== Objective ==
Your task is to repeat all of the material exactly.

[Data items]
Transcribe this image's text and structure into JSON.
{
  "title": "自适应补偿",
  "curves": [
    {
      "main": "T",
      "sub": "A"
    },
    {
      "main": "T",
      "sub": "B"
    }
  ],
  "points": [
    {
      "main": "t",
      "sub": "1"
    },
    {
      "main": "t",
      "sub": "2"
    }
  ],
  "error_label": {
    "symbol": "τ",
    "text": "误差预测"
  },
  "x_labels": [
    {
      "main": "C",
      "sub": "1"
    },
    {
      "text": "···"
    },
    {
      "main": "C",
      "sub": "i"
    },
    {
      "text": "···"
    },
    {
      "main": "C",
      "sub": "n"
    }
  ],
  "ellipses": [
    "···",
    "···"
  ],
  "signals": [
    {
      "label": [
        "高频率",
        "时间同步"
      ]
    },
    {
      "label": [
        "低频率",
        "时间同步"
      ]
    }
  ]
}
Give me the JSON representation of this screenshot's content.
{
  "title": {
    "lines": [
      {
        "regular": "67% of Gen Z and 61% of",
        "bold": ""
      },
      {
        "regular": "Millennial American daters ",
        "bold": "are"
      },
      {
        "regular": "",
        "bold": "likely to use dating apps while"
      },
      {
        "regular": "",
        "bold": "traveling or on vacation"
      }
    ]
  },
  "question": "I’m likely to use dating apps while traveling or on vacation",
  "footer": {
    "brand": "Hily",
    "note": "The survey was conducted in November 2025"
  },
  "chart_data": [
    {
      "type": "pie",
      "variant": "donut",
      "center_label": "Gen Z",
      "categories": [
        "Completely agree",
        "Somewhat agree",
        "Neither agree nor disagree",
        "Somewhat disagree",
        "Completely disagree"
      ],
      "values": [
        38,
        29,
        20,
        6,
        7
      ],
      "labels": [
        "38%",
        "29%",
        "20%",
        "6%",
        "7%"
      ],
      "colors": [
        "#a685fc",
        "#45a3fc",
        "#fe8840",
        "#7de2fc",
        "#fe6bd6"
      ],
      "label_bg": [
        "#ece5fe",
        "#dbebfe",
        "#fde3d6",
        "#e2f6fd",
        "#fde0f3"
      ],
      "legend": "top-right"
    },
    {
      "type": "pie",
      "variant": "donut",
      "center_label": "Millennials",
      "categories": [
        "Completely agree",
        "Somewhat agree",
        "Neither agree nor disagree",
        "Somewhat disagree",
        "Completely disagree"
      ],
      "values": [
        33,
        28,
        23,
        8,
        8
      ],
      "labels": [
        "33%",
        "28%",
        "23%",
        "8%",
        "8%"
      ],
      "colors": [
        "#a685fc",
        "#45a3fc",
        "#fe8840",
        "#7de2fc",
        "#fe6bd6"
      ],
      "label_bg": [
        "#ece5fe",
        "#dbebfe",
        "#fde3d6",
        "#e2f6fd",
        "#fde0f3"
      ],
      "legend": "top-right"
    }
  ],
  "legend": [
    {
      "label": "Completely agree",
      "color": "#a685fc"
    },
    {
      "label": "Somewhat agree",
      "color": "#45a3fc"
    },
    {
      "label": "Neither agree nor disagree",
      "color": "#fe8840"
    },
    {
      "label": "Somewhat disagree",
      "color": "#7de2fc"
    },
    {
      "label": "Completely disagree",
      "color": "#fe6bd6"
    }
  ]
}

== Solution for this problem ==
Transcribe this image's text and structure into JSON.
{
  "title": "自适应补偿",
  "curves": [
    {
      "main": "T",
      "sub": "A"
    },
    {
      "main": "T",
      "sub": "B"
    }
  ],
  "points": [
    {
      "main": "t",
      "sub": "1"
    },
    {
      "main": "t",
      "sub": "2"
    }
  ],
  "error_label": {
    "symbol": "τ",
    "text": "误差预测"
  },
  "x_labels": [
    {
      "main": "C",
      "sub": "1"
    },
    {
      "text": "···"
    },
    {
      "main": "C",
      "sub": "i"
    },
    {
      "text": "···"
    },
    {
      "main": "C",
      "sub": "n"
    }
  ],
  "ellipses": [
    "···",
    "···"
  ],
  "signals": [
    {
      "label": [
        "高频率",
        "时间同步"
      ]
    },
    {
      "label": [
        "低频率",
        "时间同步"
      ]
    }
  ]
}
Give me the JSON representation of this screenshot's content.
{
  "title": {
    "lines": [
      {
        "regular": "67% of Gen Z and 61% of",
        "bold": ""
      },
      {
        "regular": "Millennial American daters ",
        "bold": "are"
      },
      {
        "regular": "",
        "bold": "likely to use dating apps while"
      },
      {
        "regular": "",
        "bold": "traveling or on vacation"
      }
    ]
  },
  "question": "I’m likely to use dating apps while traveling or on vacation",
  "footer": {
    "brand": "Hily",
    "note": "The survey was conducted in November 2025"
  },
  "chart_data": [
    {
      "type": "pie",
      "variant": "donut",
      "center_label": "Gen Z",
      "categories": [
        "Completely agree",
        "Somewhat agree",
        "Neither agree nor disagree",
        "Somewhat disagree",
        "Completely disagree"
      ],
      "values": [
        38,
        29,
        20,
        6,
        7
      ],
      "labels": [
        "38%",
        "29%",
        "20%",
        "6%",
        "7%"
      ],
      "colors": [
        "#a685fc",
        "#45a3fc",
        "#fe8840",
        "#7de2fc",
        "#fe6bd6"
      ],
      "label_bg": [
        "#ece5fe",
        "#dbebfe",
        "#fde3d6",
        "#e2f6fd",
        "#fde0f3"
      ],
      "legend": "top-right"
    },
    {
      "type": "pie",
      "variant": "donut",
      "center_label": "Millennials",
      "categories": [
        "Completely agree",
        "Somewhat agree",
        "Neither agree nor disagree",
        "Somewhat disagree",
        "Completely disagree"
      ],
      "values": [
        33,
        28,
        23,
        8,
        8
      ],
      "labels": [
        "33%",
        "28%",
        "23%",
        "8%",
        "8%"
      ],
      "colors": [
        "#a685fc",
        "#45a3fc",
        "#fe8840",
        "#7de2fc",
        "#fe6bd6"
      ],
      "label_bg": [
        "#ece5fe",
        "#dbebfe",
        "#fde3d6",
        "#e2f6fd",
        "#fde0f3"
      ],
      "legend": "top-right"
    }
  ],
  "legend": [
    {
      "label": "Completely agree",
      "color": "#a685fc"
    },
    {
      "label": "Somewhat agree",
      "color": "#45a3fc"
    },
    {
      "label": "Neither agree nor disagree",
      "color": "#fe8840"
    },
    {
      "label": "Somewhat disagree",
      "color": "#7de2fc"
    },
    {
      "label": "Completely disagree",
      "color": "#fe6bd6"
    }
  ]
}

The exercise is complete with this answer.